- Instructions to follow: In the material below, list every line carrying the string "jobs".

%%

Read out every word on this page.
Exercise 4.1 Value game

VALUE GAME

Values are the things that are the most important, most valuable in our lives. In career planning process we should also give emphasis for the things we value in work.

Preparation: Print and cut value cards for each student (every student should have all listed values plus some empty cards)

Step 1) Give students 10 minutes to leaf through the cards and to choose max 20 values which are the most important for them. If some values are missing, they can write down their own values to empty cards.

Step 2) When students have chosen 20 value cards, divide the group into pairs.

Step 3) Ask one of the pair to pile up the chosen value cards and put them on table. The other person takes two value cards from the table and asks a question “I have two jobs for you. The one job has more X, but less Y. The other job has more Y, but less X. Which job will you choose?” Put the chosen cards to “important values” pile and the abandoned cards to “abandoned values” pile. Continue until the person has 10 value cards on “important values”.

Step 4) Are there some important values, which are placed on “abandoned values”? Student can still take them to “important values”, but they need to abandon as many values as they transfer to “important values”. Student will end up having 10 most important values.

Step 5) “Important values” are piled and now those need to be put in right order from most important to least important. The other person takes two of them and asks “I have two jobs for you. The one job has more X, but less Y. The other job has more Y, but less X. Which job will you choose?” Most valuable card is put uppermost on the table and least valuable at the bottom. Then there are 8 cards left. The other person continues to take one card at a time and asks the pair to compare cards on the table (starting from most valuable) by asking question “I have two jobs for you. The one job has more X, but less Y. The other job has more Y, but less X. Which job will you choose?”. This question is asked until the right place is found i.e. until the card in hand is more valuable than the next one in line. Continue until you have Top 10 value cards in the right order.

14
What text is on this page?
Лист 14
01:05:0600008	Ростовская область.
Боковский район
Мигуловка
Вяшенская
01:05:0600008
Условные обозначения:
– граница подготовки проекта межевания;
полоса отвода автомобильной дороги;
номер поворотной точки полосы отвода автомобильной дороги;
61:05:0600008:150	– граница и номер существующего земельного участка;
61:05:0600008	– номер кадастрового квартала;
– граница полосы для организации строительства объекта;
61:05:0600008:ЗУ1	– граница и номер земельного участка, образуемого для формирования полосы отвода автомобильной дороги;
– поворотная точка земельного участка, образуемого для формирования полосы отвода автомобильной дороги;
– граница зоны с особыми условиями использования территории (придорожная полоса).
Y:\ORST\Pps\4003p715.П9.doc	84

%%

- Result of this task:
Step 3) Ask one of the pair to pile up the chosen value cards and put them on table. The other person takes two value cards from the table and asks a question “I have two jobs for you. The one job has more X, but less Y. The other job has more Y, but less X. Which job will you choose?” Put the chosen cards to “important values” pile and the abandoned cards to “abandoned values” pile. Continue until the person has 10 value cards on “important values”.
Step 5) “Important values” are piled and now those need to be put in right order from most important to least important. The other person takes two of them and asks “I have two jobs for you. The one job has more X, but less Y. The other job has more Y, but less X. Which job will you choose?” Most valuable card is put uppermost on the table and least valuable at the bottom. Then there are 8 cards left. The other person continues to take one card at a time and asks the pair to compare cards on the table (starting from most valuable) by asking question “I have two jobs for you. The one job has more X, but less Y. The other job has more Y, but less X. Which job will you choose?”. This question is asked until the right place is found i.e. until the card in hand is more valuable than the next one in line. Continue until you have Top 10 value cards in the right order.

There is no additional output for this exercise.